Dataset start

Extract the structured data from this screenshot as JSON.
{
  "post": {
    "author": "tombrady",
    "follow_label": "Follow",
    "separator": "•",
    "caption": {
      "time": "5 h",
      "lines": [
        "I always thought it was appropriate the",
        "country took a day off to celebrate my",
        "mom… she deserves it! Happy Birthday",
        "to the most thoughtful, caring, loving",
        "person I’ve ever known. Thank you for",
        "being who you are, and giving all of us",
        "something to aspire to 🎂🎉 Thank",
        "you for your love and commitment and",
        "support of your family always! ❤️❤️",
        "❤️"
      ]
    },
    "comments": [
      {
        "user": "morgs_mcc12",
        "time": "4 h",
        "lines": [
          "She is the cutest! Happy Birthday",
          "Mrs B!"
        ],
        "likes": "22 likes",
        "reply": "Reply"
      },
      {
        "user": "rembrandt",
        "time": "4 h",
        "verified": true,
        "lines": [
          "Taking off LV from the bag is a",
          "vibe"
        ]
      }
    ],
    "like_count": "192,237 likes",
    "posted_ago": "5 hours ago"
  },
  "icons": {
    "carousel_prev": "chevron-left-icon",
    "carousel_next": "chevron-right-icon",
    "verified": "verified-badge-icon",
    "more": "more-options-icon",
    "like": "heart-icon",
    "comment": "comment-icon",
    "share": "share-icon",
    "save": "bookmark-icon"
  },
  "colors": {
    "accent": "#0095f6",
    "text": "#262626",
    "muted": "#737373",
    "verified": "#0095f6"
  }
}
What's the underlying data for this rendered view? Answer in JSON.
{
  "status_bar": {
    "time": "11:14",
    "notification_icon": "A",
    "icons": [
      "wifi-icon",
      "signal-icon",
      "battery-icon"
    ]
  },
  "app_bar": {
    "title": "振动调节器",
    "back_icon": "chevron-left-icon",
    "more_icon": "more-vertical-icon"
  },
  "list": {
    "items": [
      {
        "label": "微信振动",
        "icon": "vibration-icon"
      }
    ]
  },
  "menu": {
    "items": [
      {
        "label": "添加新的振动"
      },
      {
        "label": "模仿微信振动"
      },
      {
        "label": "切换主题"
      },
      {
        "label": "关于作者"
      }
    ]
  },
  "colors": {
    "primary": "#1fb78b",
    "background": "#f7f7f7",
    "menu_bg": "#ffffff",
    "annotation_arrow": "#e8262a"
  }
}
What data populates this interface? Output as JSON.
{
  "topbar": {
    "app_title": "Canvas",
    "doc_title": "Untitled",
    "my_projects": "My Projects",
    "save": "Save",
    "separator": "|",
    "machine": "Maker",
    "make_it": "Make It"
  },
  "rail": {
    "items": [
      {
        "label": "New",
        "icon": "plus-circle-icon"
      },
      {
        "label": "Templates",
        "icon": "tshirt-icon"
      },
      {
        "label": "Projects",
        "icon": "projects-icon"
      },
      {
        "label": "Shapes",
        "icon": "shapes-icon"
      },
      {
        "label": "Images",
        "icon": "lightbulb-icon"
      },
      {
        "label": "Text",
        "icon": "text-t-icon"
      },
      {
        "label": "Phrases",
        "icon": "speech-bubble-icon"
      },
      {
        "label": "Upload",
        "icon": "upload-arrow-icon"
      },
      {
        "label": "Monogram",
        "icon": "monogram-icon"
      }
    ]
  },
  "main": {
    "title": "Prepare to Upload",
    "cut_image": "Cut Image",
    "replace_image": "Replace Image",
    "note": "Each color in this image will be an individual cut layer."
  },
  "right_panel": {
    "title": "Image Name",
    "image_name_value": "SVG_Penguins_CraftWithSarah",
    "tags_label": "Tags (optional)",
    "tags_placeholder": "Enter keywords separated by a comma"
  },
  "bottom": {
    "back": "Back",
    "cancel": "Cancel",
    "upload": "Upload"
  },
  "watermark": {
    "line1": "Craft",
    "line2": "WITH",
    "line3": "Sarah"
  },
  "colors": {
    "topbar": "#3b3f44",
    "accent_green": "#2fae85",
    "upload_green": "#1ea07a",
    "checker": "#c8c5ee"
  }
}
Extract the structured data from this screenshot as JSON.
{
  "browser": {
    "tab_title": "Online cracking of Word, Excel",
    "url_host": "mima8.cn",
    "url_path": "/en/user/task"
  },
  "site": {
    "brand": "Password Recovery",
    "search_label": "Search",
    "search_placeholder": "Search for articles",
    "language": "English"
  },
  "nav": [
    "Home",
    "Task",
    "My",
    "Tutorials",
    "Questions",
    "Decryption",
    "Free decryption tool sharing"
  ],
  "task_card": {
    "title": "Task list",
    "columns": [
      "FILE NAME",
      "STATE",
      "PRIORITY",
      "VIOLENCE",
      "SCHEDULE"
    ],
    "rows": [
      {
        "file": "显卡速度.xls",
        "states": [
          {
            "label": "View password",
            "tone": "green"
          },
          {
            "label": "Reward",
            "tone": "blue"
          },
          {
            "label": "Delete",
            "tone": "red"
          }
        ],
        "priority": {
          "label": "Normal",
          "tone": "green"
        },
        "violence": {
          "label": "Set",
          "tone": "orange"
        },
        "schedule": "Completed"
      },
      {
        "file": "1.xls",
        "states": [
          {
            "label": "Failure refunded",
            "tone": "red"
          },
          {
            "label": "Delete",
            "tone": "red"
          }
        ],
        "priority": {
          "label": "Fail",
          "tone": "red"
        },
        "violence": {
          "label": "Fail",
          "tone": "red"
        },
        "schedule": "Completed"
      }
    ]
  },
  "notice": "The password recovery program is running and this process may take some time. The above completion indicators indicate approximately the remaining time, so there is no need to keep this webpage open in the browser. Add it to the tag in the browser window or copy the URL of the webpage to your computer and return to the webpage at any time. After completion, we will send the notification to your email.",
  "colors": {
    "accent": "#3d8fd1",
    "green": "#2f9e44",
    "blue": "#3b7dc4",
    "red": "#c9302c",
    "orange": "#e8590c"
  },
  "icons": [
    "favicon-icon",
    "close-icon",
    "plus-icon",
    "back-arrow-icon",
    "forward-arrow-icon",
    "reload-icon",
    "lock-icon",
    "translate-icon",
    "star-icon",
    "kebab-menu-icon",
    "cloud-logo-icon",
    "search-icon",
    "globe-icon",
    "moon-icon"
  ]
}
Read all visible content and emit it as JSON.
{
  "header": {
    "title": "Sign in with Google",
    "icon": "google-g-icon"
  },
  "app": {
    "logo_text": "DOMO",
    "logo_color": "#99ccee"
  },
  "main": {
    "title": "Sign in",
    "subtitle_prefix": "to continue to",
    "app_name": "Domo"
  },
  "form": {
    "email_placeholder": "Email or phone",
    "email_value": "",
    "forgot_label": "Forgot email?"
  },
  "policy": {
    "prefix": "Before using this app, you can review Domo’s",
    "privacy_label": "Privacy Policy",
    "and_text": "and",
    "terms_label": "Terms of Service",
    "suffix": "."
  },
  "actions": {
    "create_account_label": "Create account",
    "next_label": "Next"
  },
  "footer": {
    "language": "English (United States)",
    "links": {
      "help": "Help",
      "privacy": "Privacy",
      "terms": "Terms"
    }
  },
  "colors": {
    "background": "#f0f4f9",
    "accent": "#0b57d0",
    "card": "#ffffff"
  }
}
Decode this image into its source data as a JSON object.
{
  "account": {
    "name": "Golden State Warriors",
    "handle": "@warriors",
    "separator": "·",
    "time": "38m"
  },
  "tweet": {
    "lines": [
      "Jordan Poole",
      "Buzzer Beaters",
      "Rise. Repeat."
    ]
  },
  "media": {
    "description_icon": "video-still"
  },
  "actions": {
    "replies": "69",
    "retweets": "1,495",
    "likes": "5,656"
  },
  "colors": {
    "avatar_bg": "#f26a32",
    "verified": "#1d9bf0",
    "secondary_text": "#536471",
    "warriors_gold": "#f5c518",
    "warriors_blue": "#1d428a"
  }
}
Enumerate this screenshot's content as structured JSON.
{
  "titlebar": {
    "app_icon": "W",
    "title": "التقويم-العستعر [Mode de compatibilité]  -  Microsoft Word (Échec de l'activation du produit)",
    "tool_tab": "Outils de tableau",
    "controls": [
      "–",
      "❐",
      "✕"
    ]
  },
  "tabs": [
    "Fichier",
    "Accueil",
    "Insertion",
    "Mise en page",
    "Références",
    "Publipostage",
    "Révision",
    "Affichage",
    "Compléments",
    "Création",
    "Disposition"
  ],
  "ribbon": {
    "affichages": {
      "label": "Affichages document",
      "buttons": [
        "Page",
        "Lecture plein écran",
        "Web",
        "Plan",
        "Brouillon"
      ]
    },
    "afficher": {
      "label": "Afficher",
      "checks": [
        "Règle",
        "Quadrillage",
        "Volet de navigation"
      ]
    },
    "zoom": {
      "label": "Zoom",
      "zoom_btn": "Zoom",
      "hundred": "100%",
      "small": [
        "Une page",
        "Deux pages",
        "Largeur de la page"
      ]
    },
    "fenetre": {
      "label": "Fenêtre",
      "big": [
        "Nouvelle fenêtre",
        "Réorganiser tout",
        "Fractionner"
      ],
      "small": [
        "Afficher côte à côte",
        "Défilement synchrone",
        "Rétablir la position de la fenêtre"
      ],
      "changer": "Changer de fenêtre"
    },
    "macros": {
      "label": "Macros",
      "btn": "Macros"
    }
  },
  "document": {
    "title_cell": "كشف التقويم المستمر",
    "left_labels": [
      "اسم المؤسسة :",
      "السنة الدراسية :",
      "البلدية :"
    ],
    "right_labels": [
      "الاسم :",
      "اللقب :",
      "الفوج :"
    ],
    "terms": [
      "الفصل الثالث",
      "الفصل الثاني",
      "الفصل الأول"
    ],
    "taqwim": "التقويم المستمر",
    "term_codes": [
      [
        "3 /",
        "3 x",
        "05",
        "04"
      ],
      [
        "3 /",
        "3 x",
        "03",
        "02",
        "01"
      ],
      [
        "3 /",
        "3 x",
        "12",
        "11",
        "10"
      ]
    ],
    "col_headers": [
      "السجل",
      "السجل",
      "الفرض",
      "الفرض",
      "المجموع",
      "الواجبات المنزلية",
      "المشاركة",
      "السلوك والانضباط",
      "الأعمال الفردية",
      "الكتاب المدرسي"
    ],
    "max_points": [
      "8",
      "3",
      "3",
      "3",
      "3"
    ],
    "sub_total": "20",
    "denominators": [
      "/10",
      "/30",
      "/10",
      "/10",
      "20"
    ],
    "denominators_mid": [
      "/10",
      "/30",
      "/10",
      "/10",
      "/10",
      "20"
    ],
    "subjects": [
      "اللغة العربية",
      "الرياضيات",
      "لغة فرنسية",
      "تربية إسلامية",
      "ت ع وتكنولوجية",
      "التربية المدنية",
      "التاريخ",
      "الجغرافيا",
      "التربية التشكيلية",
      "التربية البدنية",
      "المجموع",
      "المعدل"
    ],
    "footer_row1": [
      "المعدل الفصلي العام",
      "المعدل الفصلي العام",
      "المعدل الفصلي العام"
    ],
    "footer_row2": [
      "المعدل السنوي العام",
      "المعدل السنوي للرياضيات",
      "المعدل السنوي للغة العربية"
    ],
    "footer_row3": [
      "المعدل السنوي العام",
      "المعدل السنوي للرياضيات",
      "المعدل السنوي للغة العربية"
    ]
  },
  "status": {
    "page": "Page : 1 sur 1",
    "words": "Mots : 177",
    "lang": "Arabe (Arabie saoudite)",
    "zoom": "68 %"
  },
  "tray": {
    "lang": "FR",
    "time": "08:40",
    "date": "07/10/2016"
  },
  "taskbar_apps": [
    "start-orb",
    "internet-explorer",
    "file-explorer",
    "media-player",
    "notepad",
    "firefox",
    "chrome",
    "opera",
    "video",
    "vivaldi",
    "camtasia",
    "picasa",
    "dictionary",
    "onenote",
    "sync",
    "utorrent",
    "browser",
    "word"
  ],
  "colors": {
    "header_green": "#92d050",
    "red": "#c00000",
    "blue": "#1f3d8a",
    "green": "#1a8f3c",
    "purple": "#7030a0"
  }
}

Dataset end

▶ Written task:
Give back only a number, the number of lines where the string "Birthday" occurs.

▶ Worked answer:
2